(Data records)
· · · ·
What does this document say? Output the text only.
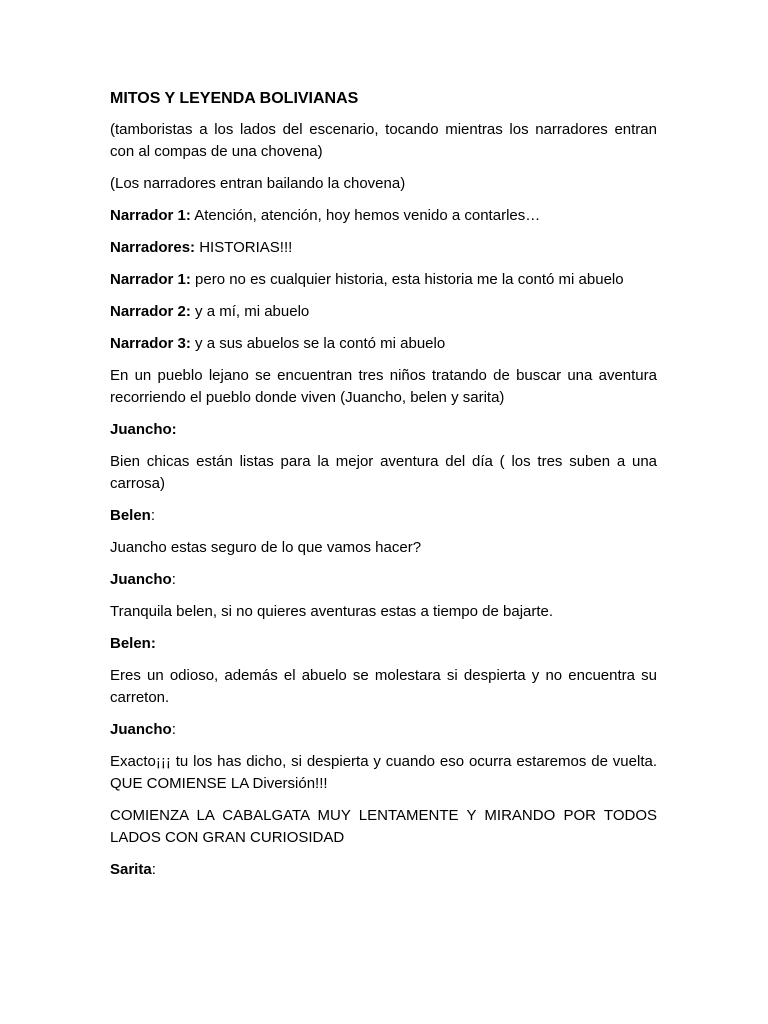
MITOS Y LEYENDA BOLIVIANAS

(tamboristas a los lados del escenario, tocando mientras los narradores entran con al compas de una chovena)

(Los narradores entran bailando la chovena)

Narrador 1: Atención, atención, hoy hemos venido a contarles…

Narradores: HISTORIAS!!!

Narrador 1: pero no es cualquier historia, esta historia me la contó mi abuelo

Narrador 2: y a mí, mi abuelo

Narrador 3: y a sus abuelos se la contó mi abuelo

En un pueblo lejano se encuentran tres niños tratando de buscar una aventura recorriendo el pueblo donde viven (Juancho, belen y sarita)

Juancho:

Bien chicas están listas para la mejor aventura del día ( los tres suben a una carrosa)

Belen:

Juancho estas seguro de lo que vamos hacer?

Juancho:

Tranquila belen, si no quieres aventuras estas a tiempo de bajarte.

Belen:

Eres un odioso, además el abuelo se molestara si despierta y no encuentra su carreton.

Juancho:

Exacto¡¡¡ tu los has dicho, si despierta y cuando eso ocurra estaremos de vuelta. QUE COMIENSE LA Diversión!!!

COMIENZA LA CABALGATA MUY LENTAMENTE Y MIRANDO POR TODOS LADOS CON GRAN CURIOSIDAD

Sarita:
· · · ·
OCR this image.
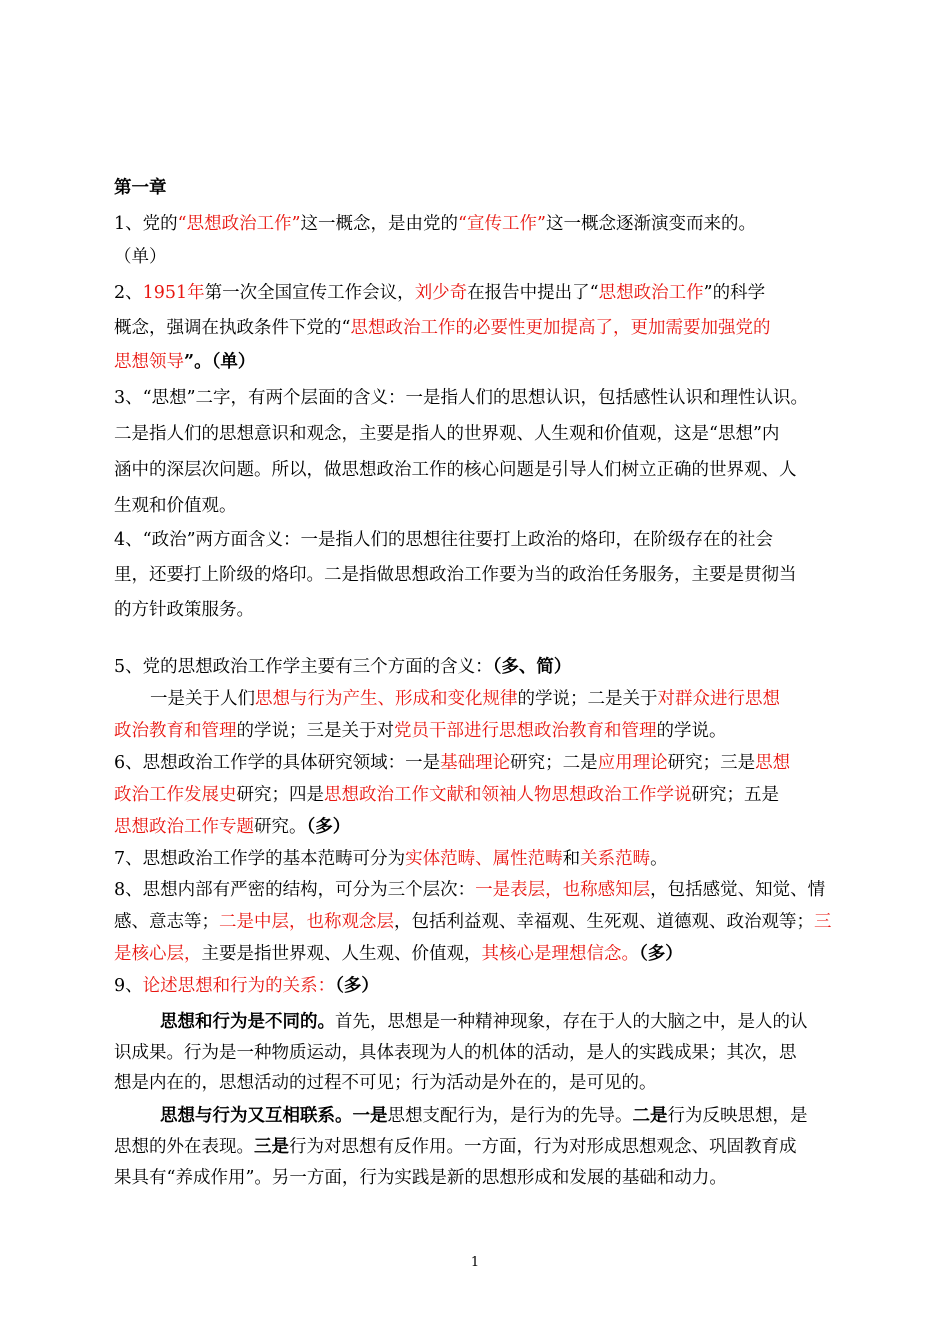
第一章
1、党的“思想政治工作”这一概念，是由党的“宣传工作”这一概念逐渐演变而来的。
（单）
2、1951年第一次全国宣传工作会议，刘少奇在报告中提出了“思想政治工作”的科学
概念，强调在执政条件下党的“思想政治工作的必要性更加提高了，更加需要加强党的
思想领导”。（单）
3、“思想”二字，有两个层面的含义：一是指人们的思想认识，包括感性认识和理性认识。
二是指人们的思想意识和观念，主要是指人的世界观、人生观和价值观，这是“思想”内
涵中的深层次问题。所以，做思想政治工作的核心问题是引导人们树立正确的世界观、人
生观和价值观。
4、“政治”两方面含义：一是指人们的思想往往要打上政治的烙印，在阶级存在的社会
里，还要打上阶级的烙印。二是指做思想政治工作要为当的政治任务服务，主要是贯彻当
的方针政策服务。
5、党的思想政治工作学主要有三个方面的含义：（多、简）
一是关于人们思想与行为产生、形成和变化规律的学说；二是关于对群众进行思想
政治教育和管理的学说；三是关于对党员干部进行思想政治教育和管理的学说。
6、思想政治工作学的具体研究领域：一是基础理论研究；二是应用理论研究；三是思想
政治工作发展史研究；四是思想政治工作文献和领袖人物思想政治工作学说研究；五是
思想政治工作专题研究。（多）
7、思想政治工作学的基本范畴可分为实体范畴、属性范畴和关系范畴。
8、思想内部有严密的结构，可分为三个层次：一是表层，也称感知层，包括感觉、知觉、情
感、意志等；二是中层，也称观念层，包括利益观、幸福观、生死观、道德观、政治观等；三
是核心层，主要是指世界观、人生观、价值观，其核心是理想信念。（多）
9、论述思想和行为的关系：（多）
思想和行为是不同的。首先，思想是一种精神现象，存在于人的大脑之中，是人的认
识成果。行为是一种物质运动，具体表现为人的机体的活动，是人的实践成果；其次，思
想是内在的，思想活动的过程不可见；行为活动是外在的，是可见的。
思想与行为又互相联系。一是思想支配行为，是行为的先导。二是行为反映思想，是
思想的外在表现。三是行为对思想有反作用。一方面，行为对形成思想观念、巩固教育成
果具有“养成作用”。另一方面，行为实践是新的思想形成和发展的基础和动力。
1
· · · ·
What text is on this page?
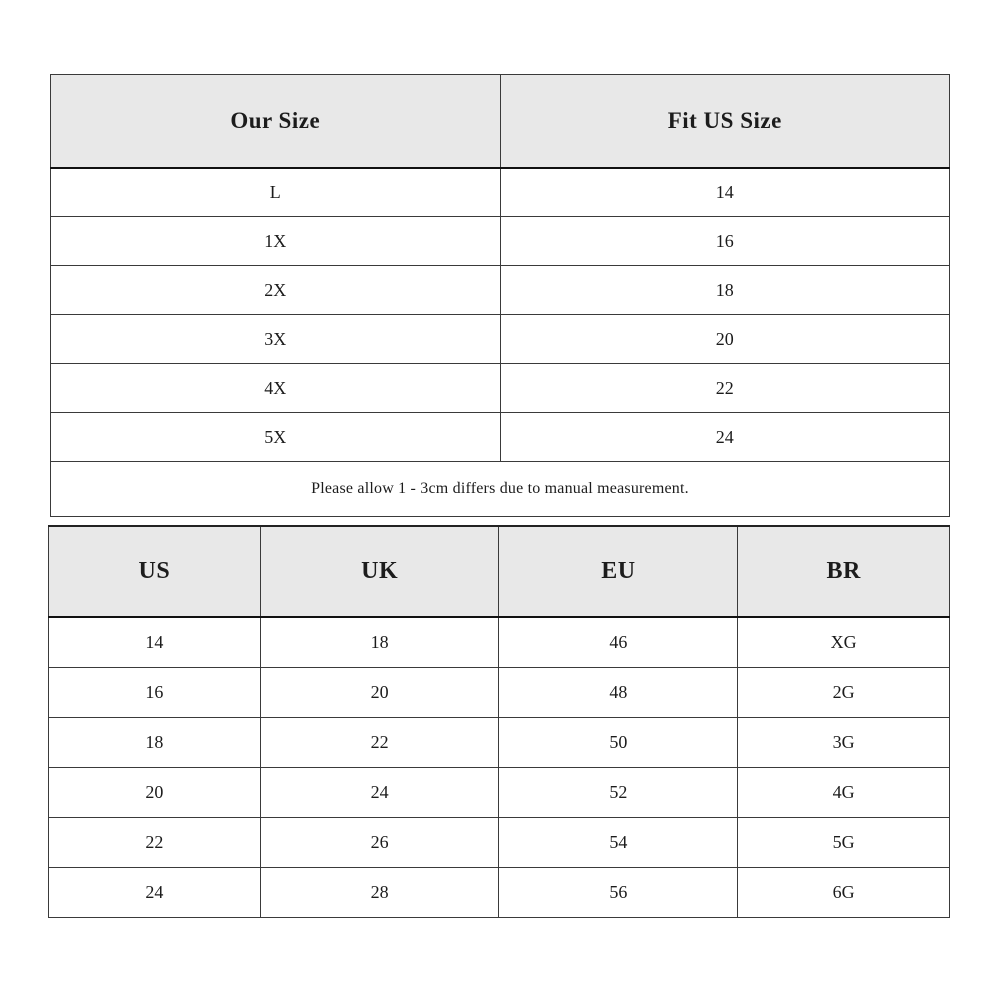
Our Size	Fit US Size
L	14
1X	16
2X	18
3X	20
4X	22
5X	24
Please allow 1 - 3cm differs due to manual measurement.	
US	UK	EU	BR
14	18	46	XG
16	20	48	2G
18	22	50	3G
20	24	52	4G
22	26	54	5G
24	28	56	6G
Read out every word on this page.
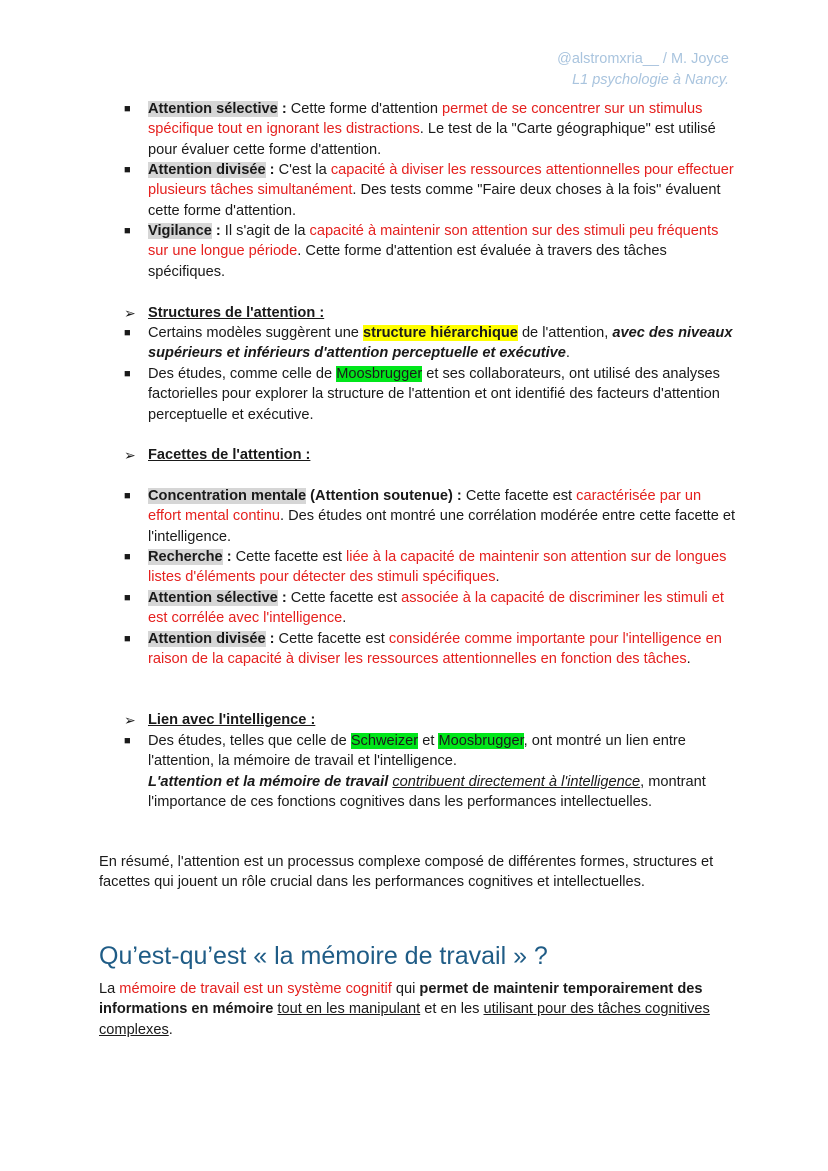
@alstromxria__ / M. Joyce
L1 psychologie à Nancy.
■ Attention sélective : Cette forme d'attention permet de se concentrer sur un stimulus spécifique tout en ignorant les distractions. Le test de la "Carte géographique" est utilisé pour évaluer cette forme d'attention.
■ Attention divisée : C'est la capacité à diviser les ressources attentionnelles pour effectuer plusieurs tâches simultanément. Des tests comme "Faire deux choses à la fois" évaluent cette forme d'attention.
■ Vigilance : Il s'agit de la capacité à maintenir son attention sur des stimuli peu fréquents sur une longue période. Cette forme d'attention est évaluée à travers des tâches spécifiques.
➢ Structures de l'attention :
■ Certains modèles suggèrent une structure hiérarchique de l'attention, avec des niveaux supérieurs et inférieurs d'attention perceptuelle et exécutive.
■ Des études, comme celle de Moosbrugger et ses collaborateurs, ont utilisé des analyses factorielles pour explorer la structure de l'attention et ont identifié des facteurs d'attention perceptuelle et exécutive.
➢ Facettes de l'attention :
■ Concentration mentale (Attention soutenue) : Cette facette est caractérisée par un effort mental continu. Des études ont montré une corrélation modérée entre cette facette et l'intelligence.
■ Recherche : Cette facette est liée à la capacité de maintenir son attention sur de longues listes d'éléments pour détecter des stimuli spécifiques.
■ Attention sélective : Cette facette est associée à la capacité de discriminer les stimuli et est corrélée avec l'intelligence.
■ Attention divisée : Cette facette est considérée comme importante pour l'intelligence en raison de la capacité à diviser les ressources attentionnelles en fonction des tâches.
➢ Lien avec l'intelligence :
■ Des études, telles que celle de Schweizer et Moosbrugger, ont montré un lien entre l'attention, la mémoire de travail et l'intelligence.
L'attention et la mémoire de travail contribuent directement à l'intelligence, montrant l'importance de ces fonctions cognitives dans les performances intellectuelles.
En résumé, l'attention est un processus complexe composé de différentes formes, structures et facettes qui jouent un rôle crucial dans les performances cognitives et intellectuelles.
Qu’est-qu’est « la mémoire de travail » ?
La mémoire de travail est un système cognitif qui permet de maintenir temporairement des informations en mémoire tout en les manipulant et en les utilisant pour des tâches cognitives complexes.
· · · ·
◆ **Task prompt**
Every line of the listing that holds "performances" should be found and copied.

◆ **Output below**
L'attention et la mémoire de travail contribuent directement à l'intelligence, montrant l'importance de ces fonctions cognitives dans les performances intellectuelles.
En résumé, l'attention est un processus complexe composé de différentes formes, structures et facettes qui jouent un rôle crucial dans les performances cognitives et intellectuelles.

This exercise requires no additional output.